Print all of the data exactly as written.

——————————

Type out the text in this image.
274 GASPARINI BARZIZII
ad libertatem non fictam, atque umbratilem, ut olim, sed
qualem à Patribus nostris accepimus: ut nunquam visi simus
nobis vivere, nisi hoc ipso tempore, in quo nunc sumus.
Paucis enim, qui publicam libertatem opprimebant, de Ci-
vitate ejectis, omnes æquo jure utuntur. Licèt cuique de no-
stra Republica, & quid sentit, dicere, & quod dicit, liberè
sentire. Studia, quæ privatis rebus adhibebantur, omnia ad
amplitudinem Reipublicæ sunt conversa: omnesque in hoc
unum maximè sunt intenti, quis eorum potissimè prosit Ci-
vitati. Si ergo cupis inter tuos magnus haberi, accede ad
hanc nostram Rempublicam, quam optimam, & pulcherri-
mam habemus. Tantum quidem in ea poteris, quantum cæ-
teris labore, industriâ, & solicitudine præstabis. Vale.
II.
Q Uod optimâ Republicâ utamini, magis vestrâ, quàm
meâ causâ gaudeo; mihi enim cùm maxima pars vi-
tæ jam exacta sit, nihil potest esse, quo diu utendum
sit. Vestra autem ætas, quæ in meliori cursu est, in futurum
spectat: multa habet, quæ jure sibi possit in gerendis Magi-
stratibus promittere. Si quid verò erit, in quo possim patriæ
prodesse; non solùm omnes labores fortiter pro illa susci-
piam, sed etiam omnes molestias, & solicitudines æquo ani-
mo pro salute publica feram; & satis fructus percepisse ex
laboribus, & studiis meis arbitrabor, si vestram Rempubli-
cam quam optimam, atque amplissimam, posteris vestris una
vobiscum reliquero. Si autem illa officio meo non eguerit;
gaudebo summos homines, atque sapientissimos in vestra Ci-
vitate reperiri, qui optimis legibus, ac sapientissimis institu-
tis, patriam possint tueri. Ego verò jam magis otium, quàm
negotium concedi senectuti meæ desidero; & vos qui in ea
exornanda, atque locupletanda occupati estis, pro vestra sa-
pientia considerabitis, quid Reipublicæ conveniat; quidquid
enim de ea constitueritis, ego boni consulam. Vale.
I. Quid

——————————

**Result**.
Type out the text in this image.
274 GASPARINI BARZIZII
ad libertatem non fictam, atque umbratilem, ut olim, sed
qualem à Patribus nostris accepimus: ut nunquam visi simus
nobis vivere, nisi hoc ipso tempore, in quo nunc sumus.
Paucis enim, qui publicam libertatem opprimebant, de Ci-
vitate ejectis, omnes æquo jure utuntur. Licèt cuique de no-
stra Republica, & quid sentit, dicere, & quod dicit, liberè
sentire. Studia, quæ privatis rebus adhibebantur, omnia ad
amplitudinem Reipublicæ sunt conversa: omnesque in hoc
unum maximè sunt intenti, quis eorum potissimè prosit Ci-
vitati. Si ergo cupis inter tuos magnus haberi, accede ad
hanc nostram Rempublicam, quam optimam, & pulcherri-
mam habemus. Tantum quidem in ea poteris, quantum cæ-
teris labore, industriâ, & solicitudine præstabis. Vale.
II.
Q Uod optimâ Republicâ utamini, magis vestrâ, quàm
meâ causâ gaudeo; mihi enim cùm maxima pars vi-
tæ jam exacta sit, nihil potest esse, quo diu utendum
sit. Vestra autem ætas, quæ in meliori cursu est, in futurum
spectat: multa habet, quæ jure sibi possit in gerendis Magi-
stratibus promittere. Si quid verò erit, in quo possim patriæ
prodesse; non solùm omnes labores fortiter pro illa susci-
piam, sed etiam omnes molestias, & solicitudines æquo ani-
mo pro salute publica feram; & satis fructus percepisse ex
laboribus, & studiis meis arbitrabor, si vestram Rempubli-
cam quam optimam, atque amplissimam, posteris vestris una
vobiscum reliquero. Si autem illa officio meo non eguerit;
gaudebo summos homines, atque sapientissimos in vestra Ci-
vitate reperiri, qui optimis legibus, ac sapientissimis institu-
tis, patriam possint tueri. Ego verò jam magis otium, quàm
negotium concedi senectuti meæ desidero; & vos qui in ea
exornanda, atque locupletanda occupati estis, pro vestra sa-
pientia considerabitis, quid Reipublicæ conveniat; quidquid
enim de ea constitueritis, ego boni consulam. Vale.
I. Quid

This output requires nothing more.